■ The request
Show each line that has the string "объединений" in it.

(Saved entries)
— begin —

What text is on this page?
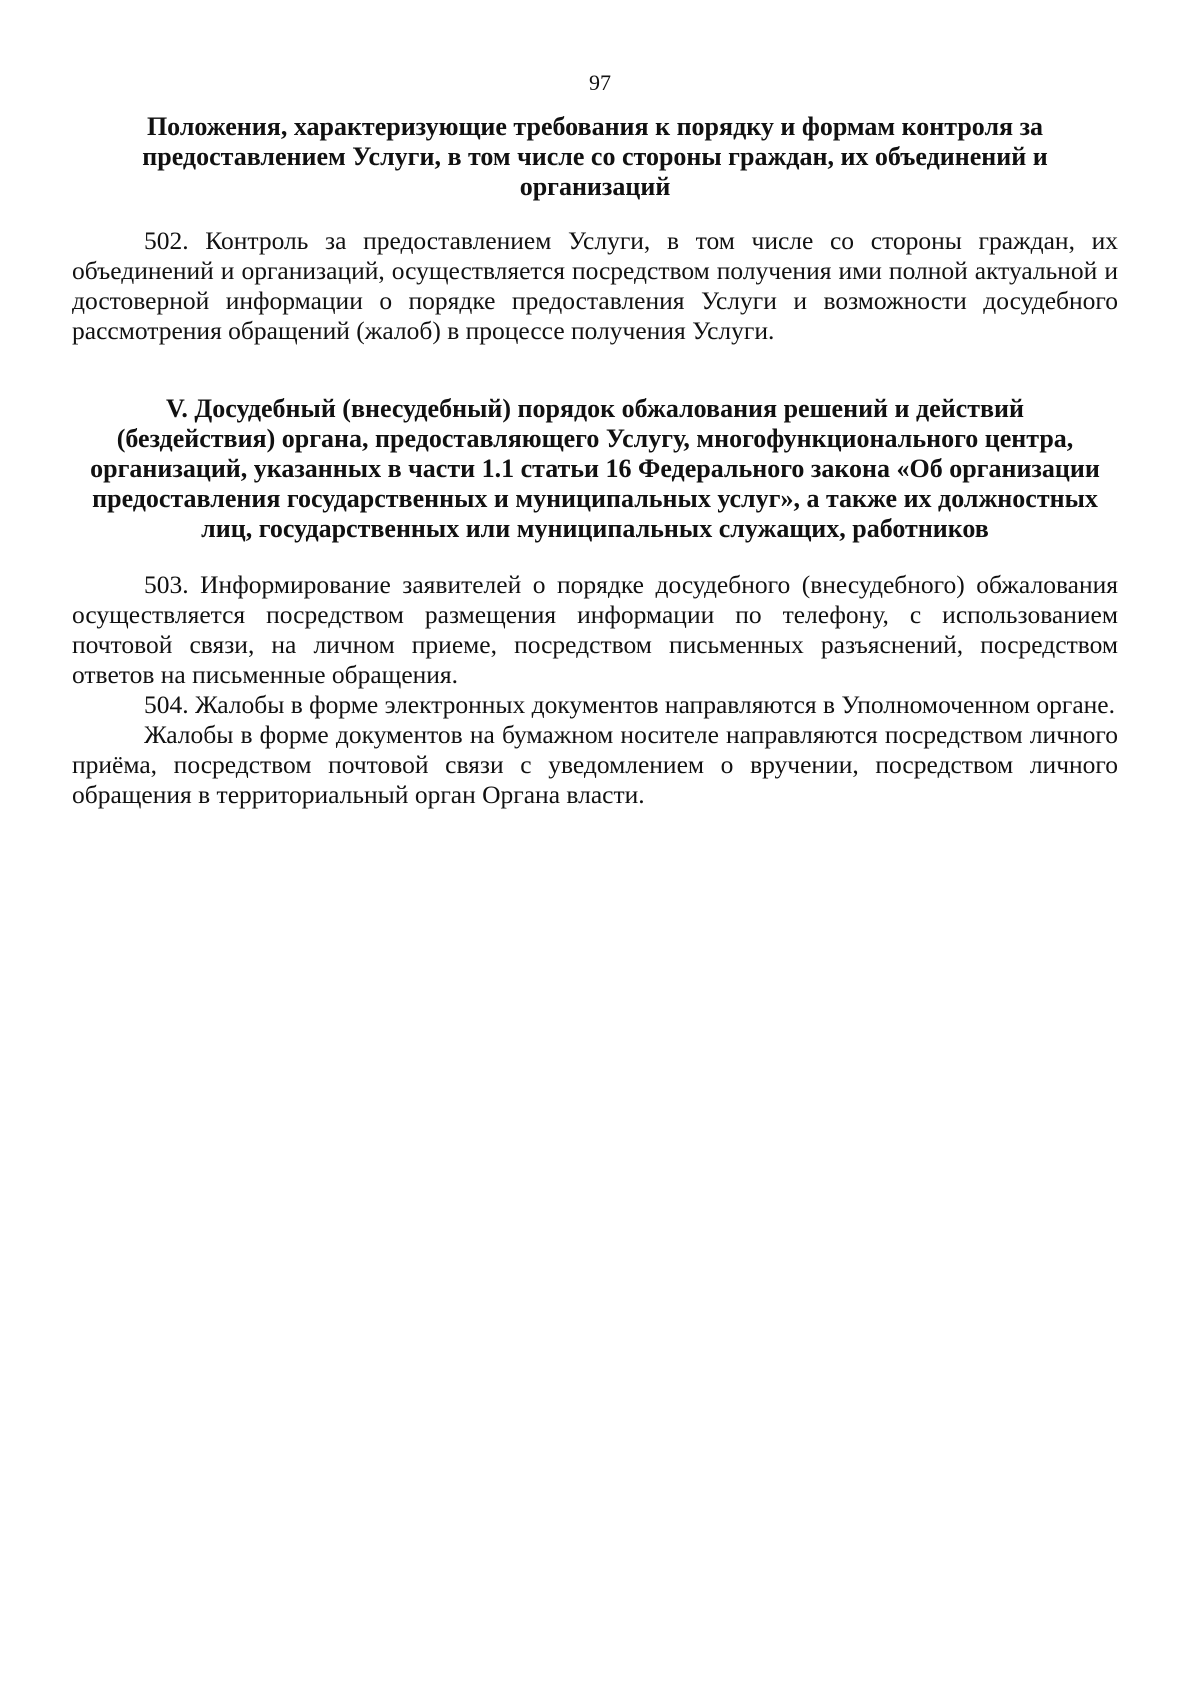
97

Положения, характеризующие требования к порядку и формам контроля за предоставлением Услуги, в том числе со стороны граждан, их объединений и организаций

502. Контроль за предоставлением Услуги, в том числе со стороны граждан, их объединений и организаций, осуществляется посредством получения ими полной актуальной и достоверной информации о порядке предоставления Услуги и возможности досудебного рассмотрения обращений (жалоб) в процессе получения Услуги.

V. Досудебный (внесудебный) порядок обжалования решений и действий (бездействия) органа, предоставляющего Услугу, многофункционального центра, организаций, указанных в части 1.1 статьи 16 Федерального закона «Об организации предоставления государственных и муниципальных услуг», а также их должностных лиц, государственных или муниципальных служащих, работников

503. Информирование заявителей о порядке досудебного (внесудебного) обжалования осуществляется посредством размещения информации по телефону, с использованием почтовой связи, на личном приеме, посредством письменных разъяснений, посредством ответов на письменные обращения.

504. Жалобы в форме электронных документов направляются в Уполномоченном органе.

Жалобы в форме документов на бумажном носителе направляются посредством личного приёма, посредством почтовой связи с уведомлением о вручении, посредством личного обращения в территориальный орган Органа власти.
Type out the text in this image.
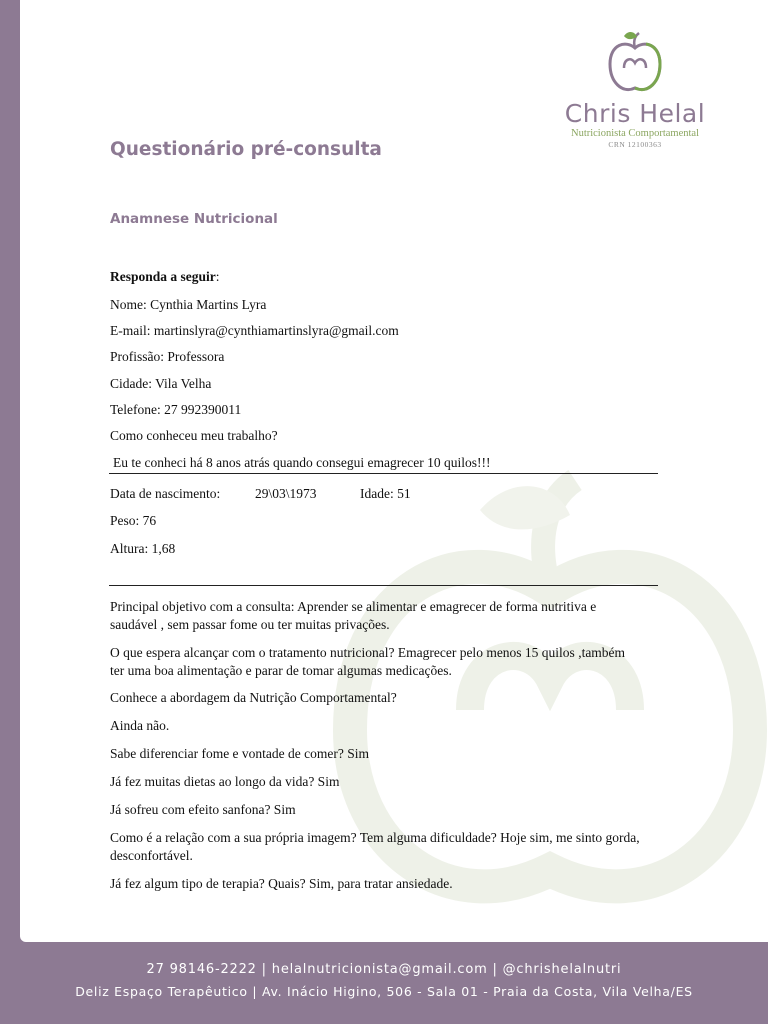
Chris Helal
Nutricionista Comportamental
CRN 12100363
Questionário pré-consulta
Anamnese Nutricional

Responda a seguir:

Nome: Cynthia Martins Lyra

E-mail: martinslyra@cynthiamartinslyra@gmail.com

Profissão: Professora

Cidade: Vila Velha

Telefone: 27 992390011

Como conheceu meu trabalho?

Eu te conheci há 8 anos atrás quando consegui emagrecer 10 quilos!!!

Data de nascimento:	29\03\1973	Idade: 51

Peso: 76

Altura: 1,68

Principal objetivo com a consulta: Aprender se alimentar e emagrecer de forma nutritiva e saudável , sem passar fome ou ter muitas privações.

O que espera alcançar com o tratamento nutricional? Emagrecer pelo menos 15 quilos ,também ter uma boa alimentação e parar de tomar algumas medicações.

Conhece a abordagem da Nutrição Comportamental?

Ainda não.

Sabe diferenciar fome e vontade de comer? Sim

Já fez muitas dietas ao longo da vida? Sim

Já sofreu com efeito sanfona? Sim

Como é a relação com a sua própria imagem? Tem alguma dificuldade? Hoje sim, me sinto gorda, desconfortável.

Já fez algum tipo de terapia? Quais? Sim, para tratar ansiedade.

27 98146-2222 | helalnutricionista@gmail.com | @chrishelalnutri

Deliz Espaço Terapêutico | Av. Inácio Higino, 506 - Sala 01 - Praia da Costa, Vila Velha/ES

— end —

■ Response below
Положения, характеризующие требования к порядку и формам контроля за предоставлением Услуги, в том числе со стороны граждан, их объединений и организаций
502. Контроль за предоставлением Услуги, в том числе со стороны граждан, их объединений и организаций, осуществляется посредством получения ими полной актуальной и достоверной информации о порядке предоставления Услуги и возможности досудебного рассмотрения обращений (жалоб) в процессе получения Услуги.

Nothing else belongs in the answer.